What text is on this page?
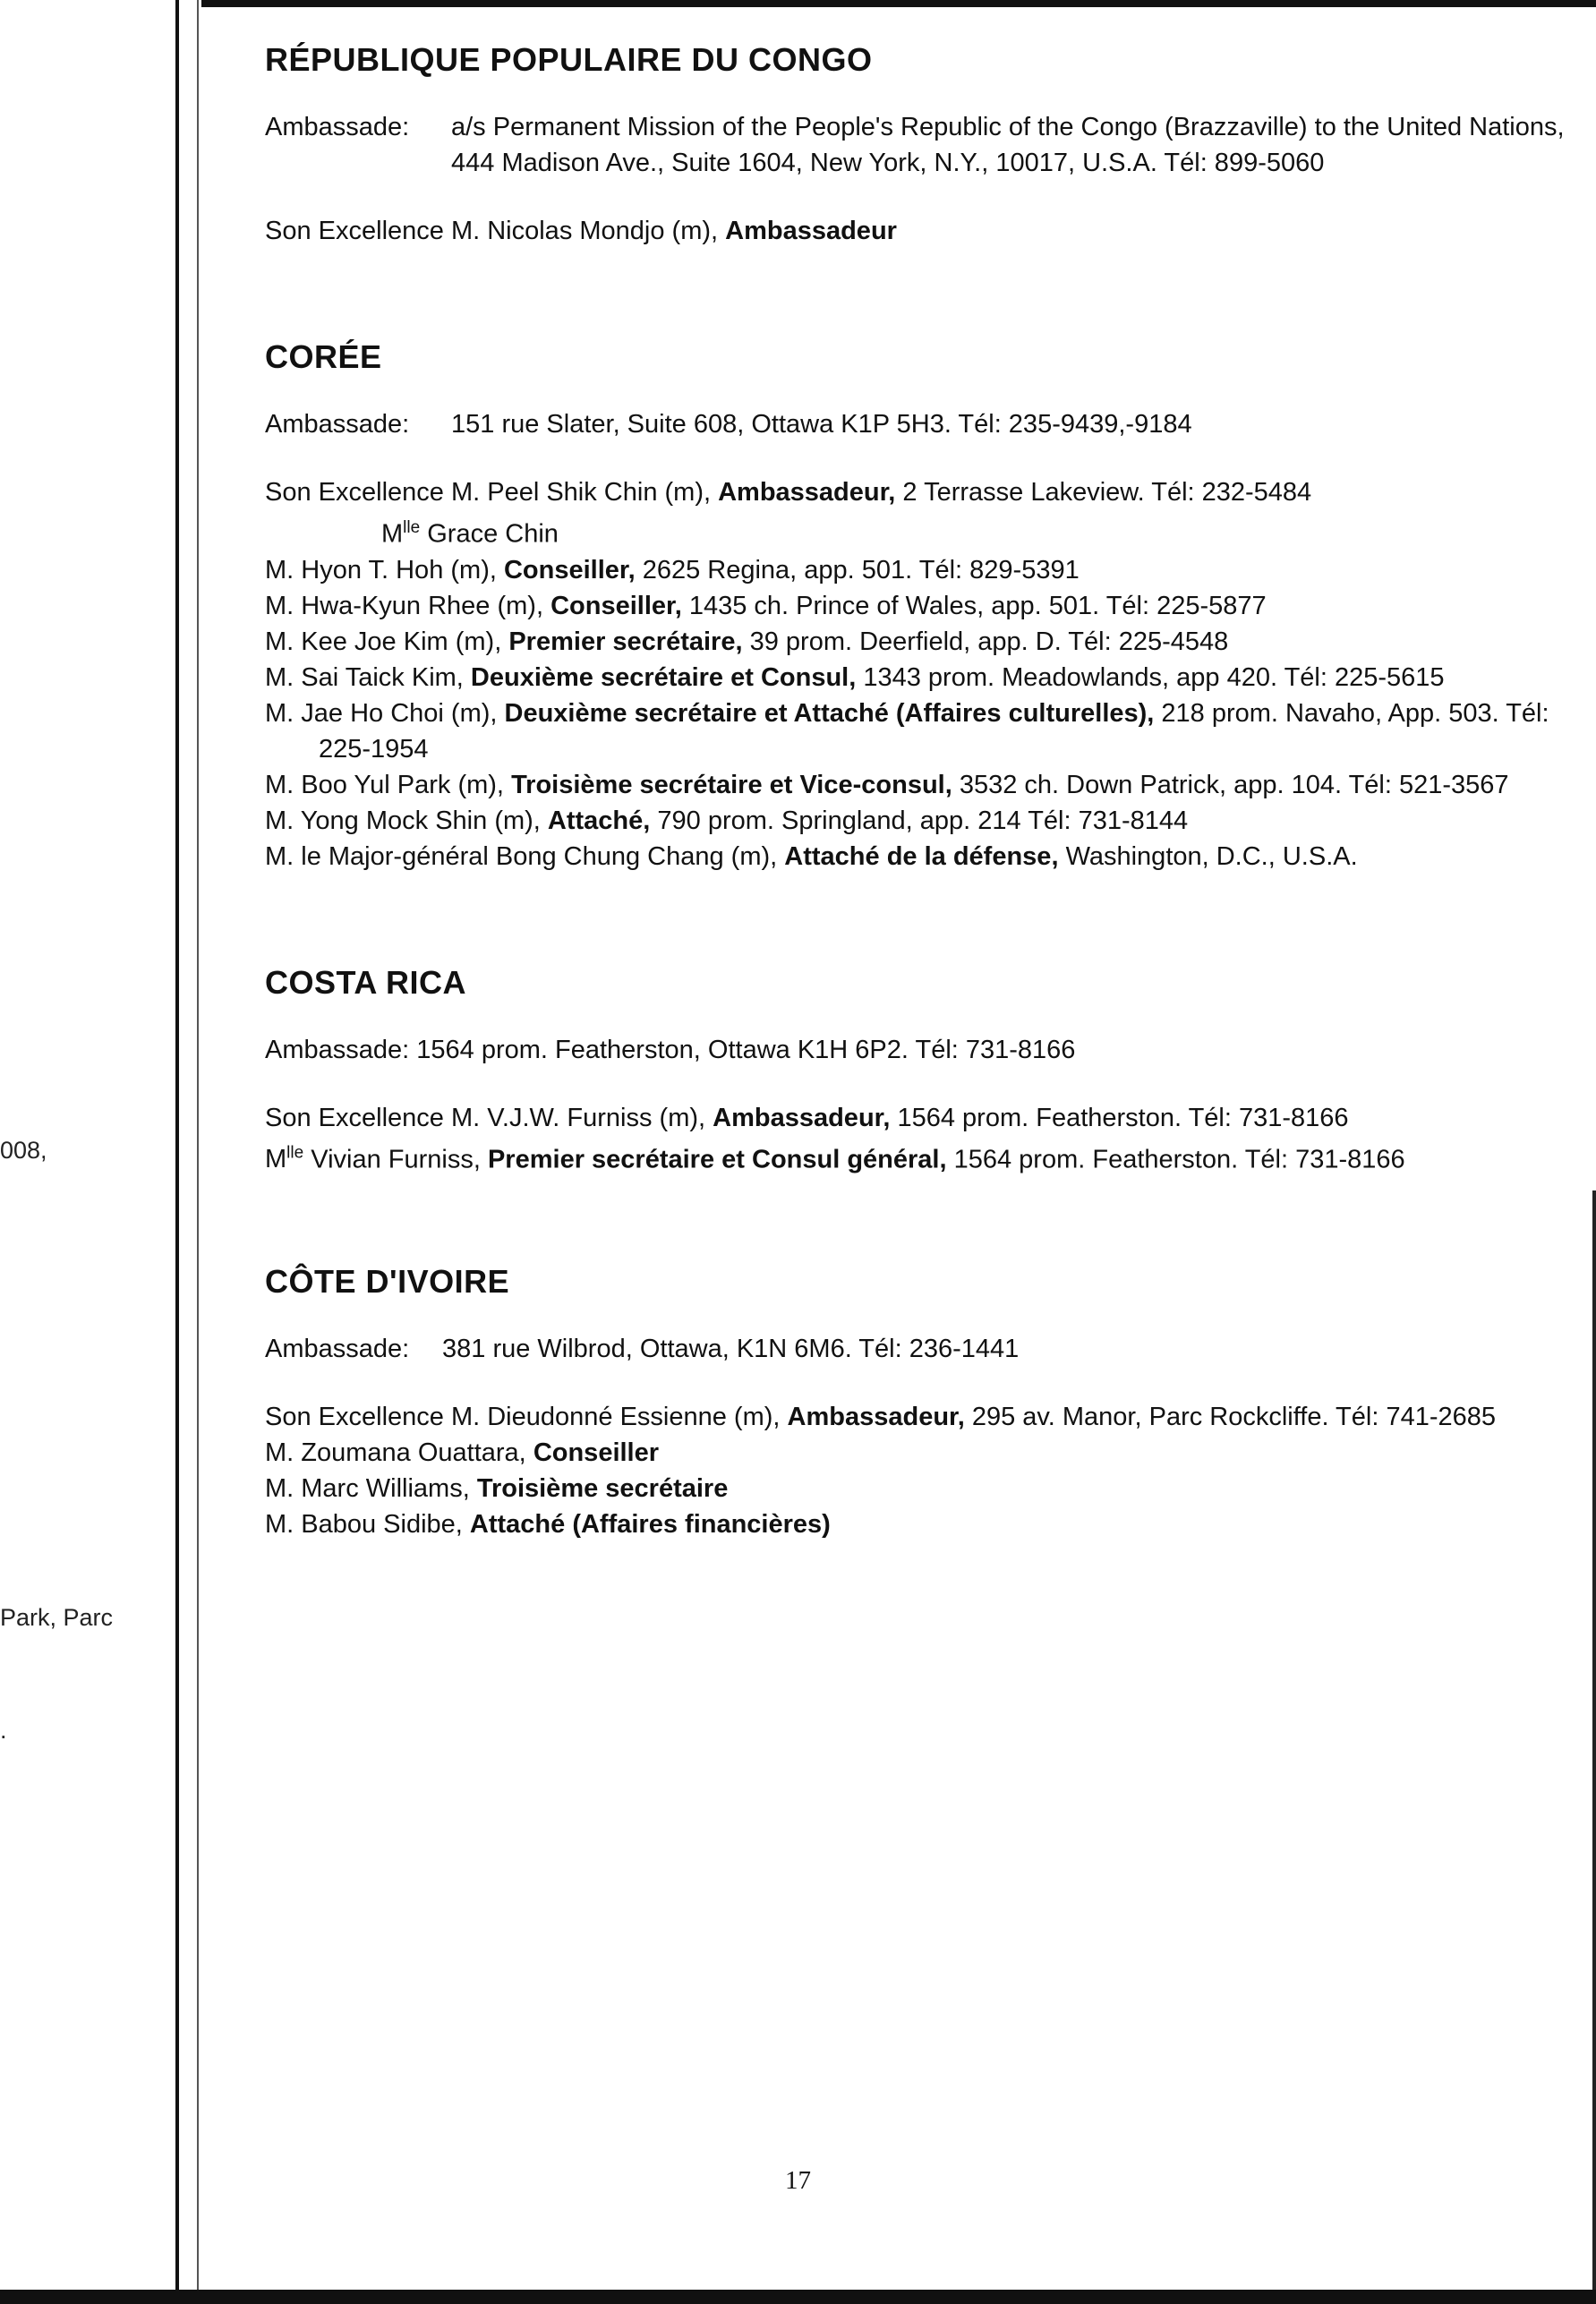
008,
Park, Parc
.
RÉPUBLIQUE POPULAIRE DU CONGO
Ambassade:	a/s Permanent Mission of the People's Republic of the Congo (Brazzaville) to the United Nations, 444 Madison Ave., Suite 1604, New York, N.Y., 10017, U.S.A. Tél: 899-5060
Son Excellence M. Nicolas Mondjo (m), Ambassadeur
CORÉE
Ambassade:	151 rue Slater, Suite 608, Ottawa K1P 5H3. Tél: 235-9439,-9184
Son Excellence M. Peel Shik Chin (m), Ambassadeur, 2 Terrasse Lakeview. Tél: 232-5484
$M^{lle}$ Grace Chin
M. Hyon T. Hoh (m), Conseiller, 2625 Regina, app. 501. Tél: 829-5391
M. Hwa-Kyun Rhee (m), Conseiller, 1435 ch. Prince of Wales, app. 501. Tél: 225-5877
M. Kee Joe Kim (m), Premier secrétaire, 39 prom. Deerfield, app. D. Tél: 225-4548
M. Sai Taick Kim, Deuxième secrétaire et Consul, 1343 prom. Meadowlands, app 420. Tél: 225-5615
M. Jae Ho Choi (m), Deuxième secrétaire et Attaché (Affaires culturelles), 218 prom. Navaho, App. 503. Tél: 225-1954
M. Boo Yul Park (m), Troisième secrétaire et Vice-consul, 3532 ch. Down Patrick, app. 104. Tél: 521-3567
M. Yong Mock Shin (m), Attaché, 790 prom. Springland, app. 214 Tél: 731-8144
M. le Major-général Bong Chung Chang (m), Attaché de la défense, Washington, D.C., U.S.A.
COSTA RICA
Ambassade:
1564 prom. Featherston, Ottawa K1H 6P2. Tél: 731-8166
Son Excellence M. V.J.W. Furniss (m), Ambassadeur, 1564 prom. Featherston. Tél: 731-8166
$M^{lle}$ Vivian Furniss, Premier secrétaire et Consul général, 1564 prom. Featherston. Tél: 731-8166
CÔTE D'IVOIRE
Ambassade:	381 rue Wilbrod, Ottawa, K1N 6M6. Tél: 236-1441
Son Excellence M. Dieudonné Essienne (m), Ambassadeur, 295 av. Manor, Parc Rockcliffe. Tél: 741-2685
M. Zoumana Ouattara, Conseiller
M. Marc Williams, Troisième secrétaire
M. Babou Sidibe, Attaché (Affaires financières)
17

======

- [PROBLEM REQUIREMENTS] Omit pictures; set down the rest of the material word for word.

- [THE ANSWER]
What text is on this page?
008,
Park, Parc
.
RÉPUBLIQUE POPULAIRE DU CONGO
Ambassade:	a/s Permanent Mission of the People's Republic of the Congo (Brazzaville) to the United Nations, 444 Madison Ave., Suite 1604, New York, N.Y., 10017, U.S.A. Tél: 899-5060
Son Excellence M. Nicolas Mondjo (m), Ambassadeur
CORÉE
Ambassade:	151 rue Slater, Suite 608, Ottawa K1P 5H3. Tél: 235-9439,-9184
Son Excellence M. Peel Shik Chin (m), Ambassadeur, 2 Terrasse Lakeview. Tél: 232-5484
$M^{lle}$ Grace Chin
M. Hyon T. Hoh (m), Conseiller, 2625 Regina, app. 501. Tél: 829-5391
M. Hwa-Kyun Rhee (m), Conseiller, 1435 ch. Prince of Wales, app. 501. Tél: 225-5877
M. Kee Joe Kim (m), Premier secrétaire, 39 prom. Deerfield, app. D. Tél: 225-4548
M. Sai Taick Kim, Deuxième secrétaire et Consul, 1343 prom. Meadowlands, app 420. Tél: 225-5615
M. Jae Ho Choi (m), Deuxième secrétaire et Attaché (Affaires culturelles), 218 prom. Navaho, App. 503. Tél: 225-1954
M. Boo Yul Park (m), Troisième secrétaire et Vice-consul, 3532 ch. Down Patrick, app. 104. Tél: 521-3567
M. Yong Mock Shin (m), Attaché, 790 prom. Springland, app. 214 Tél: 731-8144
M. le Major-général Bong Chung Chang (m), Attaché de la défense, Washington, D.C., U.S.A.
COSTA RICA
Ambassade:
1564 prom. Featherston, Ottawa K1H 6P2. Tél: 731-8166
Son Excellence M. V.J.W. Furniss (m), Ambassadeur, 1564 prom. Featherston. Tél: 731-8166
$M^{lle}$ Vivian Furniss, Premier secrétaire et Consul général, 1564 prom. Featherston. Tél: 731-8166
CÔTE D'IVOIRE
Ambassade:	381 rue Wilbrod, Ottawa, K1N 6M6. Tél: 236-1441
Son Excellence M. Dieudonné Essienne (m), Ambassadeur, 295 av. Manor, Parc Rockcliffe. Tél: 741-2685
M. Zoumana Ouattara, Conseiller
M. Marc Williams, Troisième secrétaire
M. Babou Sidibe, Attaché (Affaires financières)
17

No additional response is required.